__Instruction__
Reproduce all entries precisely, down to the last character.

__Dataset excerpts__

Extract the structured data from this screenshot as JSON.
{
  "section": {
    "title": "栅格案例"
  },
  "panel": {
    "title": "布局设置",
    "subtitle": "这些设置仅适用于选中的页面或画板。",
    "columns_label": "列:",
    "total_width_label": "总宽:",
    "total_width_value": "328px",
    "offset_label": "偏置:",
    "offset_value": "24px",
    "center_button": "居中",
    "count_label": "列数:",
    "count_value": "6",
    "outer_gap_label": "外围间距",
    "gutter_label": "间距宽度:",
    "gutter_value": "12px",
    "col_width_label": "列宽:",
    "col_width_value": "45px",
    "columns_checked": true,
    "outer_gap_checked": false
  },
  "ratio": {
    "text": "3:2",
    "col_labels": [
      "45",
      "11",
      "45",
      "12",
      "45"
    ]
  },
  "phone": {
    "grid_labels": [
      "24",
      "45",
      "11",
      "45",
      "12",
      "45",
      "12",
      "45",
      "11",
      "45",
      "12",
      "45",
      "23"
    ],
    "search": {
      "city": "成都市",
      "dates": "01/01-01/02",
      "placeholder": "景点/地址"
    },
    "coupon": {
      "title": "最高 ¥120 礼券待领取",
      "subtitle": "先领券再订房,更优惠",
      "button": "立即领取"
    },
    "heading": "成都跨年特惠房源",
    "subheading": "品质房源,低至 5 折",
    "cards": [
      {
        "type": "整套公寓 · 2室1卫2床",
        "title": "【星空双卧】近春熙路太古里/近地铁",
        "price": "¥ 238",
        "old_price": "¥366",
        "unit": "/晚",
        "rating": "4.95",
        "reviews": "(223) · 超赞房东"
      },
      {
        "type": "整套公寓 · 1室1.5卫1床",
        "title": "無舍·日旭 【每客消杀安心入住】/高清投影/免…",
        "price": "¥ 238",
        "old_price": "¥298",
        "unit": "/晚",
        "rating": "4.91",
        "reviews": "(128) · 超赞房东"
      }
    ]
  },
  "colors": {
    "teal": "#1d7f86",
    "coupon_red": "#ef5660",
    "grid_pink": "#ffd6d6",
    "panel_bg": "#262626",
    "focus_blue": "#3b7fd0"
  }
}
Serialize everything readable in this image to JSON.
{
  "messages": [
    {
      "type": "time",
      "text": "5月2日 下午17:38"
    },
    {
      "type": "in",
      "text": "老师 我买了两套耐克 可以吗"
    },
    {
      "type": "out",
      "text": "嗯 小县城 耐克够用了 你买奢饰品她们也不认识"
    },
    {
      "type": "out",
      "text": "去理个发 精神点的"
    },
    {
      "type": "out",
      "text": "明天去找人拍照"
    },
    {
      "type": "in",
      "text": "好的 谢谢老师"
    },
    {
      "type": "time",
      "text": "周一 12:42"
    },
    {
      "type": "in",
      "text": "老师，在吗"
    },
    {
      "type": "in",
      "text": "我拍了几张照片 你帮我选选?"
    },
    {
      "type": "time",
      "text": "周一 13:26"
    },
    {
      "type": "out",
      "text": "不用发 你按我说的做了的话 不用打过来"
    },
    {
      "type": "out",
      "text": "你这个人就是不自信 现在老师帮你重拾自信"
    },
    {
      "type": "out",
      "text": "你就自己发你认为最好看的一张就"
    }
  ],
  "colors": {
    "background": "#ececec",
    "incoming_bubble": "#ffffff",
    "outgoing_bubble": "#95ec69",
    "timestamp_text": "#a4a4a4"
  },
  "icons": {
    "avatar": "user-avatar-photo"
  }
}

__Result of the task__
Extract the structured data from this screenshot as JSON.
{
  "section": {
    "title": "栅格案例"
  },
  "panel": {
    "title": "布局设置",
    "subtitle": "这些设置仅适用于选中的页面或画板。",
    "columns_label": "列:",
    "total_width_label": "总宽:",
    "total_width_value": "328px",
    "offset_label": "偏置:",
    "offset_value": "24px",
    "center_button": "居中",
    "count_label": "列数:",
    "count_value": "6",
    "outer_gap_label": "外围间距",
    "gutter_label": "间距宽度:",
    "gutter_value": "12px",
    "col_width_label": "列宽:",
    "col_width_value": "45px",
    "columns_checked": true,
    "outer_gap_checked": false
  },
  "ratio": {
    "text": "3:2",
    "col_labels": [
      "45",
      "11",
      "45",
      "12",
      "45"
    ]
  },
  "phone": {
    "grid_labels": [
      "24",
      "45",
      "11",
      "45",
      "12",
      "45",
      "12",
      "45",
      "11",
      "45",
      "12",
      "45",
      "23"
    ],
    "search": {
      "city": "成都市",
      "dates": "01/01-01/02",
      "placeholder": "景点/地址"
    },
    "coupon": {
      "title": "最高 ¥120 礼券待领取",
      "subtitle": "先领券再订房,更优惠",
      "button": "立即领取"
    },
    "heading": "成都跨年特惠房源",
    "subheading": "品质房源,低至 5 折",
    "cards": [
      {
        "type": "整套公寓 · 2室1卫2床",
        "title": "【星空双卧】近春熙路太古里/近地铁",
        "price": "¥ 238",
        "old_price": "¥366",
        "unit": "/晚",
        "rating": "4.95",
        "reviews": "(223) · 超赞房东"
      },
      {
        "type": "整套公寓 · 1室1.5卫1床",
        "title": "無舍·日旭 【每客消杀安心入住】/高清投影/免…",
        "price": "¥ 238",
        "old_price": "¥298",
        "unit": "/晚",
        "rating": "4.91",
        "reviews": "(128) · 超赞房东"
      }
    ]
  },
  "colors": {
    "teal": "#1d7f86",
    "coupon_red": "#ef5660",
    "grid_pink": "#ffd6d6",
    "panel_bg": "#262626",
    "focus_blue": "#3b7fd0"
  }
}
Serialize everything readable in this image to JSON.
{
  "messages": [
    {
      "type": "time",
      "text": "5月2日 下午17:38"
    },
    {
      "type": "in",
      "text": "老师 我买了两套耐克 可以吗"
    },
    {
      "type": "out",
      "text": "嗯 小县城 耐克够用了 你买奢饰品她们也不认识"
    },
    {
      "type": "out",
      "text": "去理个发 精神点的"
    },
    {
      "type": "out",
      "text": "明天去找人拍照"
    },
    {
      "type": "in",
      "text": "好的 谢谢老师"
    },
    {
      "type": "time",
      "text": "周一 12:42"
    },
    {
      "type": "in",
      "text": "老师，在吗"
    },
    {
      "type": "in",
      "text": "我拍了几张照片 你帮我选选?"
    },
    {
      "type": "time",
      "text": "周一 13:26"
    },
    {
      "type": "out",
      "text": "不用发 你按我说的做了的话 不用打过来"
    },
    {
      "type": "out",
      "text": "你这个人就是不自信 现在老师帮你重拾自信"
    },
    {
      "type": "out",
      "text": "你就自己发你认为最好看的一张就"
    }
  ],
  "colors": {
    "background": "#ececec",
    "incoming_bubble": "#ffffff",
    "outgoing_bubble": "#95ec69",
    "timestamp_text": "#a4a4a4"
  },
  "icons": {
    "avatar": "user-avatar-photo"
  }
}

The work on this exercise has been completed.